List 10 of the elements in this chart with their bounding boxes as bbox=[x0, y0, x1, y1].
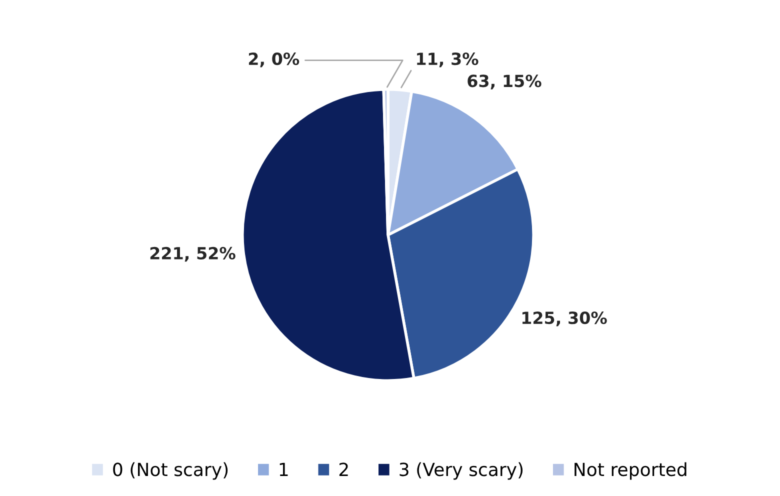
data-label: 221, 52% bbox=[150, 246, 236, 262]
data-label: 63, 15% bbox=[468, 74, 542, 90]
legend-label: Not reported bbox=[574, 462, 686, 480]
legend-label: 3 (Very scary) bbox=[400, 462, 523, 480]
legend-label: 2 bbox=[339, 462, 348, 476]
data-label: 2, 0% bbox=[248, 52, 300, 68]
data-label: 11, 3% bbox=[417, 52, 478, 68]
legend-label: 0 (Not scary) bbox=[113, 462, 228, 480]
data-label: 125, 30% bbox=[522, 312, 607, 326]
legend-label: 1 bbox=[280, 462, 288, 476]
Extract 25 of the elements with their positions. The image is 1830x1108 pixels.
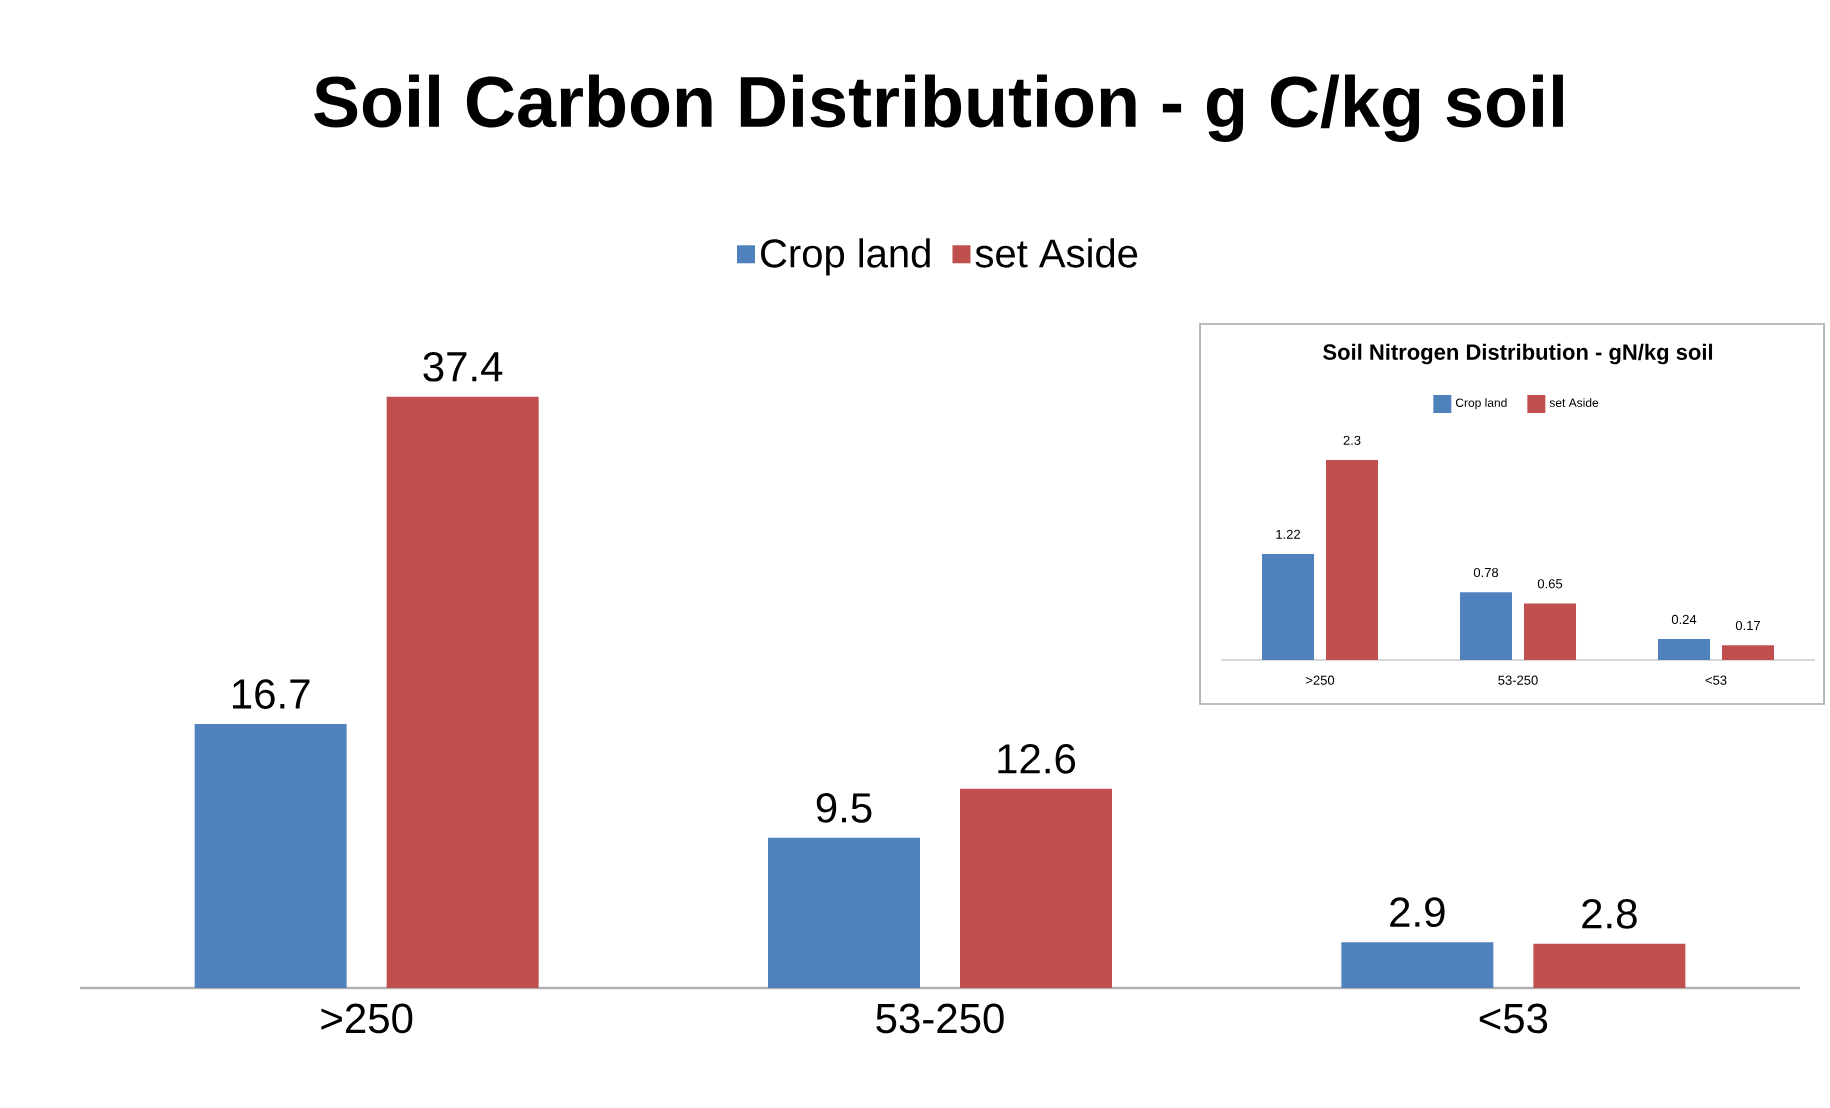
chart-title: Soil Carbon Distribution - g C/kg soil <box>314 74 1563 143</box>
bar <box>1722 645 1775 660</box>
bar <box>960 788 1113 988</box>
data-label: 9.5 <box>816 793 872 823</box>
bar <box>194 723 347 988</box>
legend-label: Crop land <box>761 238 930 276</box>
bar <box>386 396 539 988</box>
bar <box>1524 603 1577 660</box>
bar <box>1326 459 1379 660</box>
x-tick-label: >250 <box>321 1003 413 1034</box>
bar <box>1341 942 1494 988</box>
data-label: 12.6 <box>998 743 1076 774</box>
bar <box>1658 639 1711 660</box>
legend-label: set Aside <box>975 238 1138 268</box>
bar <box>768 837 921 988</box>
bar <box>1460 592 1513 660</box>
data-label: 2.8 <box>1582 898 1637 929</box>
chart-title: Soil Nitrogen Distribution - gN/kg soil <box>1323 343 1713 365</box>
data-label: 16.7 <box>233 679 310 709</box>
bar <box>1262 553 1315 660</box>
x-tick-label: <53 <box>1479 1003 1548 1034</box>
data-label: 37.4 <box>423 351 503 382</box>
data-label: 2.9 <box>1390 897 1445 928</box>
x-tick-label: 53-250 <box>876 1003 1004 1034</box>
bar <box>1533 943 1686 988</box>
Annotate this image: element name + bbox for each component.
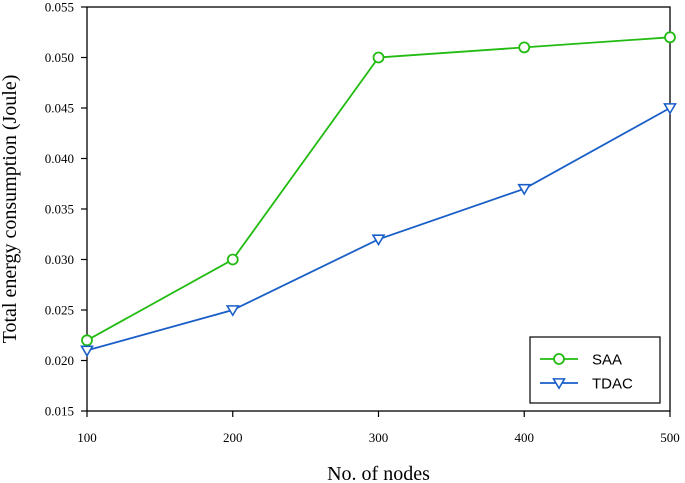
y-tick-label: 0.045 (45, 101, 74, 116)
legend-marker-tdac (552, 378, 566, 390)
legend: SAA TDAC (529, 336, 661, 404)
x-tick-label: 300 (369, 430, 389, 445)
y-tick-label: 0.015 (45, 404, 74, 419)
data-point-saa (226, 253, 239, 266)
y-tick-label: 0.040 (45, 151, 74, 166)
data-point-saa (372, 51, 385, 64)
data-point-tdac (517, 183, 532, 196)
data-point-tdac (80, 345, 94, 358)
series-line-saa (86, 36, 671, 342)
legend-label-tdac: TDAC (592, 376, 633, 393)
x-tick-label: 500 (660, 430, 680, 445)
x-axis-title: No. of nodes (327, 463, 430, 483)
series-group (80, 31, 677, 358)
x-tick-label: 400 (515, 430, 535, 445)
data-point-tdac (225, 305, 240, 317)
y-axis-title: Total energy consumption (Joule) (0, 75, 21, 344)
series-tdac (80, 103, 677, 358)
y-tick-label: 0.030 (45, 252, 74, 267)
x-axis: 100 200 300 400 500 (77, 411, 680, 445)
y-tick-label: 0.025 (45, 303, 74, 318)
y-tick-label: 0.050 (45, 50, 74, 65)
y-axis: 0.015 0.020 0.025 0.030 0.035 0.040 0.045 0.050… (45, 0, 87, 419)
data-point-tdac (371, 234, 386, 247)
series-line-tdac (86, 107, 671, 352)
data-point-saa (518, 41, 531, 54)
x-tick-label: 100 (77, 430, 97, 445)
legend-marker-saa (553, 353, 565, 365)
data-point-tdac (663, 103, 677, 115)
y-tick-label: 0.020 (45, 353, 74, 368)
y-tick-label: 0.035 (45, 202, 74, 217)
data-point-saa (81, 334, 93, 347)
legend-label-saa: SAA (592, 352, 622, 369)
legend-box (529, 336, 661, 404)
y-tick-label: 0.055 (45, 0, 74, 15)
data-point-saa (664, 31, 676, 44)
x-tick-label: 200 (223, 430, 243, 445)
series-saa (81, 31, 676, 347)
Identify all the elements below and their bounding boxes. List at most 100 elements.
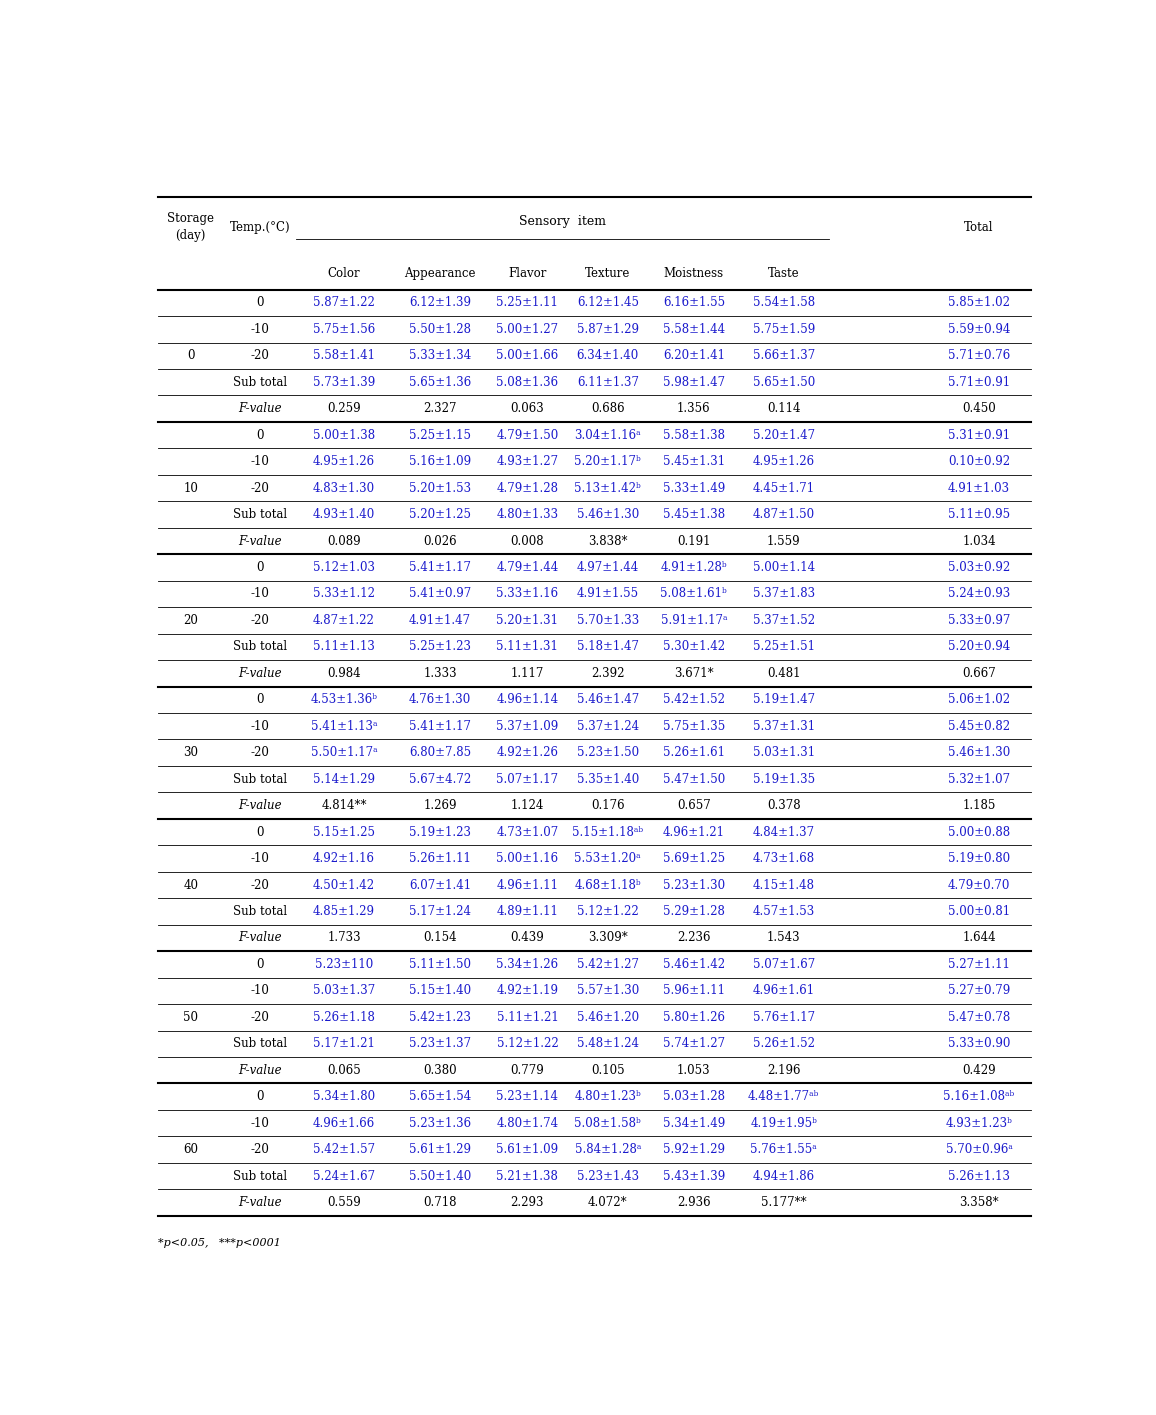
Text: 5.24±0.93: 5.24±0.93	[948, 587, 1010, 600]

# [TASK DIRECTIONS]
Repeat every line of the items above word for word, leaving out the pictures.

# [SOLUTION TO THIS EXERCISE]
List 10 of the elements in this chart with their bounding boxes as bbox=[x0, y0, x1, y1].
data-label: 221, 52% bbox=[150, 246, 236, 262]
data-label: 63, 15% bbox=[468, 74, 542, 90]
legend-label: Not reported bbox=[574, 462, 686, 480]
legend-label: 3 (Very scary) bbox=[400, 462, 523, 480]
legend-label: 2 bbox=[339, 462, 348, 476]
data-label: 2, 0% bbox=[248, 52, 300, 68]
data-label: 11, 3% bbox=[417, 52, 478, 68]
legend-label: 0 (Not scary) bbox=[113, 462, 228, 480]
data-label: 125, 30% bbox=[522, 312, 607, 326]
legend-label: 1 bbox=[280, 462, 288, 476]
Extract 25 of the elements with their positions. The image is 1830x1108 pixels.
chart-title: Soil Carbon Distribution - g C/kg soil <box>314 74 1563 143</box>
bar <box>1722 645 1775 660</box>
bar <box>960 788 1113 988</box>
data-label: 9.5 <box>816 793 872 823</box>
bar <box>194 723 347 988</box>
legend-label: Crop land <box>761 238 930 276</box>
bar <box>386 396 539 988</box>
bar <box>1524 603 1577 660</box>
bar <box>1326 459 1379 660</box>
x-tick-label: >250 <box>321 1003 413 1034</box>
bar <box>1341 942 1494 988</box>
data-label: 12.6 <box>998 743 1076 774</box>
bar <box>1658 639 1711 660</box>
legend-label: set Aside <box>975 238 1138 268</box>
bar <box>768 837 921 988</box>
bar <box>1460 592 1513 660</box>
data-label: 2.8 <box>1582 898 1637 929</box>
chart-title: Soil Nitrogen Distribution - gN/kg soil <box>1323 343 1713 365</box>
data-label: 16.7 <box>233 679 310 709</box>
bar <box>1262 553 1315 660</box>
x-tick-label: <53 <box>1479 1003 1548 1034</box>
data-label: 37.4 <box>423 351 503 382</box>
data-label: 2.9 <box>1390 897 1445 928</box>
x-tick-label: 53-250 <box>876 1003 1004 1034</box>
bar <box>1533 943 1686 988</box>
Annotate this image: element name + bbox for each component.
y-tick-label: 0.045 (45, 101, 74, 116)
legend-marker-tdac (552, 378, 566, 390)
legend: SAA TDAC (529, 336, 661, 404)
x-tick-label: 300 (369, 430, 389, 445)
y-tick-label: 0.015 (45, 404, 74, 419)
data-point-saa (226, 253, 239, 266)
y-tick-label: 0.040 (45, 151, 74, 166)
data-point-saa (372, 51, 385, 64)
data-point-tdac (517, 183, 532, 196)
data-point-tdac (80, 345, 94, 358)
series-line-saa (86, 36, 671, 342)
legend-label-tdac: TDAC (592, 376, 633, 393)
x-tick-label: 500 (660, 430, 680, 445)
x-axis-title: No. of nodes (327, 463, 430, 483)
series-group (80, 31, 677, 358)
x-tick-label: 400 (515, 430, 535, 445)
data-point-tdac (225, 305, 240, 317)
y-axis-title: Total energy consumption (Joule) (0, 75, 21, 344)
series-tdac (80, 103, 677, 358)
y-tick-label: 0.030 (45, 252, 74, 267)
x-axis: 100 200 300 400 500 (77, 411, 680, 445)
y-tick-label: 0.025 (45, 303, 74, 318)
y-tick-label: 0.050 (45, 50, 74, 65)
y-axis: 0.015 0.020 0.025 0.030 0.035 0.040 0.045 0.050… (45, 0, 87, 419)
data-point-tdac (371, 234, 386, 247)
series-line-tdac (86, 107, 671, 352)
data-point-saa (518, 41, 531, 54)
x-tick-label: 100 (77, 430, 97, 445)
legend-marker-saa (553, 353, 565, 365)
data-point-tdac (663, 103, 677, 115)
y-tick-label: 0.020 (45, 353, 74, 368)
y-tick-label: 0.035 (45, 202, 74, 217)
data-point-saa (81, 334, 93, 347)
legend-label-saa: SAA (592, 352, 622, 369)
legend-box (529, 336, 661, 404)
y-tick-label: 0.055 (45, 0, 74, 15)
data-point-saa (664, 31, 676, 44)
x-tick-label: 200 (223, 430, 243, 445)
series-saa (81, 31, 676, 347)
Identify all the elements below and their bounding boxes. List at most 100 elements.
Text: 5.24±0.93: 5.24±0.93	[948, 587, 1010, 600]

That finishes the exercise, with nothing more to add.